◆ GIVEN PROBLEM: Search the records for the word "rgba" and pick out every line that has it.

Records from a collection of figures

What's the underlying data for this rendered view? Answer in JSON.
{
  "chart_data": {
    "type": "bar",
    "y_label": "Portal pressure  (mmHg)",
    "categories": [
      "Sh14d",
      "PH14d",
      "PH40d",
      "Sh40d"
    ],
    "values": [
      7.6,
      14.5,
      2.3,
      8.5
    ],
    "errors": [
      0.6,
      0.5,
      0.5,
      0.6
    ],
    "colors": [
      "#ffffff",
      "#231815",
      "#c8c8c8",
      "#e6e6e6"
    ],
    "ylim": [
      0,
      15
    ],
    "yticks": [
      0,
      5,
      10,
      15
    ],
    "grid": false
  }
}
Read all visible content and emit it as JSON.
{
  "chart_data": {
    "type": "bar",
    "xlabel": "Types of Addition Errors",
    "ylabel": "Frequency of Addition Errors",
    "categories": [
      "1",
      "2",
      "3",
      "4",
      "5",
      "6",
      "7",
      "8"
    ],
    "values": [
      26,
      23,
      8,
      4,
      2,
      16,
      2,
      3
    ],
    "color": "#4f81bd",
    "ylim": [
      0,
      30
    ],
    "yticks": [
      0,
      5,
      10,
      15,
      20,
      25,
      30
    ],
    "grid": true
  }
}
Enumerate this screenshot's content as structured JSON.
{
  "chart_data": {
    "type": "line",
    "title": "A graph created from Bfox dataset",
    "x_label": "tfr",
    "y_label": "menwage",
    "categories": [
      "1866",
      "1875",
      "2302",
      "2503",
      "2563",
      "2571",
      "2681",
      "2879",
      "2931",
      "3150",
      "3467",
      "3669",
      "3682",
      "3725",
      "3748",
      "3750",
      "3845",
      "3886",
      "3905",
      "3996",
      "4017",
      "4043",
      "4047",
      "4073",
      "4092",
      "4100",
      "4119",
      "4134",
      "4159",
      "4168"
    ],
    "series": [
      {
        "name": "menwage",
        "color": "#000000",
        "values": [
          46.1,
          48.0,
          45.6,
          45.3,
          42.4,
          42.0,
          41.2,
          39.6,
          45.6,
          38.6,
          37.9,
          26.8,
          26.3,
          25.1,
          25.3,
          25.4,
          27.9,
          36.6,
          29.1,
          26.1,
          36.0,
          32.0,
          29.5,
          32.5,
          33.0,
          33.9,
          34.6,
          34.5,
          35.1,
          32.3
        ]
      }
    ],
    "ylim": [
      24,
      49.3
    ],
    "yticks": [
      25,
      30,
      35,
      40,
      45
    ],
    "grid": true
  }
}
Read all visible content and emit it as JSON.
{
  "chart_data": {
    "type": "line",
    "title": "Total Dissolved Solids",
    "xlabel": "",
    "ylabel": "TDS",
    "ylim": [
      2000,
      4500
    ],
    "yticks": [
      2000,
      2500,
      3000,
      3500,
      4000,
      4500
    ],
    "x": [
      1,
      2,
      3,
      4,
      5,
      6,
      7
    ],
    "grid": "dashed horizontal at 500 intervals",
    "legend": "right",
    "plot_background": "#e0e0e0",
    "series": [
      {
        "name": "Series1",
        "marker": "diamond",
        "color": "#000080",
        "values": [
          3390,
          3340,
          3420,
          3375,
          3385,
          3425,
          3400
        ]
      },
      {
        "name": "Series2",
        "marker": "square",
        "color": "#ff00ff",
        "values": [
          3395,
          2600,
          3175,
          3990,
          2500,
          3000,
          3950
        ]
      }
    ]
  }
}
==
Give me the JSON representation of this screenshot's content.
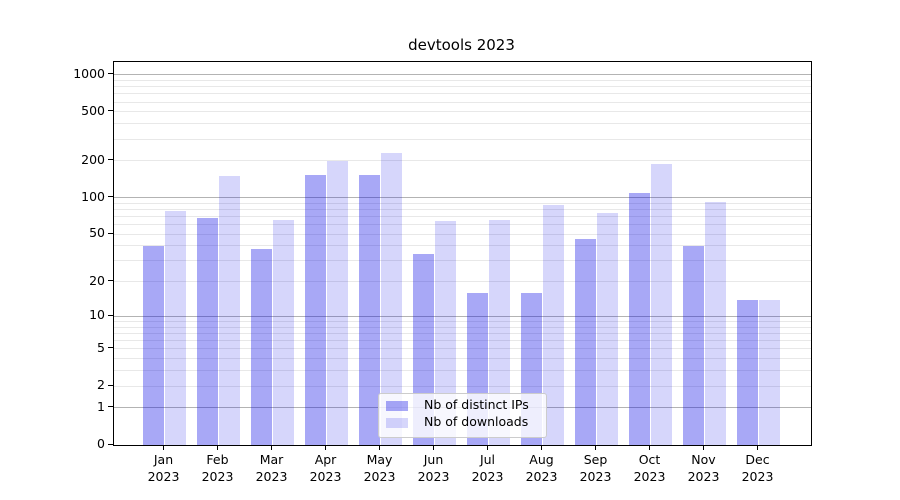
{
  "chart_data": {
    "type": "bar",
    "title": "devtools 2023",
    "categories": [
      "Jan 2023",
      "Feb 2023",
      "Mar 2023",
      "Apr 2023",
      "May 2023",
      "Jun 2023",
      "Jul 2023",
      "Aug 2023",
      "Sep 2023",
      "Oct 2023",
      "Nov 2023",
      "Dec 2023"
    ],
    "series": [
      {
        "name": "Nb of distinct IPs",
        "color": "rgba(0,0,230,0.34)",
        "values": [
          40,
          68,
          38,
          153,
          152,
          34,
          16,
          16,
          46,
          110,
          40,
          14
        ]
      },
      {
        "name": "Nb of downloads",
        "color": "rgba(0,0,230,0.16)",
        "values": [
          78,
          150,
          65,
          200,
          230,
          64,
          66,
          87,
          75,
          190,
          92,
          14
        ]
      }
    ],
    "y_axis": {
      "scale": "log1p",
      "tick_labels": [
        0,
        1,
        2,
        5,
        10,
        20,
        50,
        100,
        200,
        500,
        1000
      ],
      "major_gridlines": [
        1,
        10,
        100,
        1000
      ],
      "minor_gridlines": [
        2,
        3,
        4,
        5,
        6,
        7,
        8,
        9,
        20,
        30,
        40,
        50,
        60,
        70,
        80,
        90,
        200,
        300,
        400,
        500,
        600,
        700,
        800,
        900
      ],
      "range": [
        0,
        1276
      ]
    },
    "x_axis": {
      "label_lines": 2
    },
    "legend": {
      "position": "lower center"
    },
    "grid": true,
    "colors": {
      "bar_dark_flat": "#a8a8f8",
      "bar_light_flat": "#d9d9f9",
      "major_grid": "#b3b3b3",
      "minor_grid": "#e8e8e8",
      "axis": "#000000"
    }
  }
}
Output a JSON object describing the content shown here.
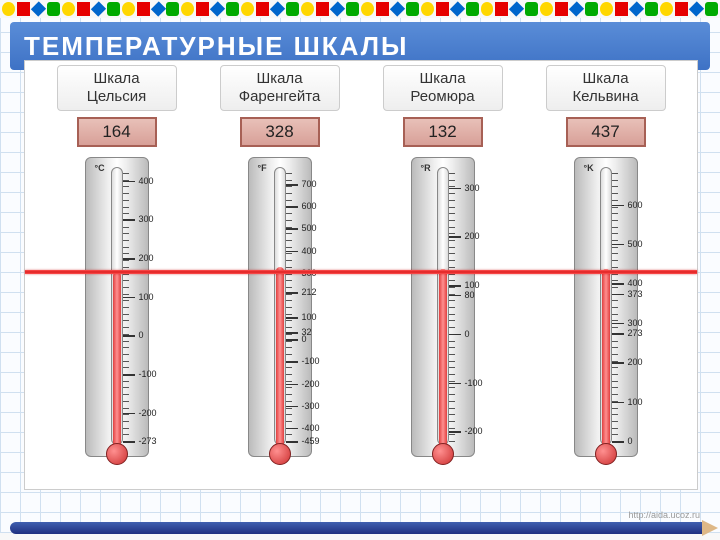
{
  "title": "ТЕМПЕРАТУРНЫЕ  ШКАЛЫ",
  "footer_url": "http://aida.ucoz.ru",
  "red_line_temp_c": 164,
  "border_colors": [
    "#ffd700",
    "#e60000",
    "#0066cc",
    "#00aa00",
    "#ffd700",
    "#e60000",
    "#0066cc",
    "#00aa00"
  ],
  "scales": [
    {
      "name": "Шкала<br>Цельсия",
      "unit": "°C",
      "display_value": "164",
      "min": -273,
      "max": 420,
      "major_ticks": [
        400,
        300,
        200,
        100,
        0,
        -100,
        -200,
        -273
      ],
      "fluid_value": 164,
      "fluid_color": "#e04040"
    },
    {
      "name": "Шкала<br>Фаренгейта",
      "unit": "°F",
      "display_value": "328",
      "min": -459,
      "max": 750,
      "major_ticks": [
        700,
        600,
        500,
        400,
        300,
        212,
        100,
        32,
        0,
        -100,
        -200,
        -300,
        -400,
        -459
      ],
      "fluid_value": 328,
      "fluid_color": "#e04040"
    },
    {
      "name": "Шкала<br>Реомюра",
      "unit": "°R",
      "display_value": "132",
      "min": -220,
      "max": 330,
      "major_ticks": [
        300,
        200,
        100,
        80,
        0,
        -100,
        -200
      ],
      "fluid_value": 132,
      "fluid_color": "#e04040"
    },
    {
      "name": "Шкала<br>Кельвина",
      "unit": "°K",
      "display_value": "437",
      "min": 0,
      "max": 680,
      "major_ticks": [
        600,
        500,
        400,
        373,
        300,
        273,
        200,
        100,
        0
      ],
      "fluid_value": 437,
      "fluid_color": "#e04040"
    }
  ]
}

◆ REPLY:
        "color": "rgba(0,0,230,0.34)",
        "color": "rgba(0,0,230,0.16)",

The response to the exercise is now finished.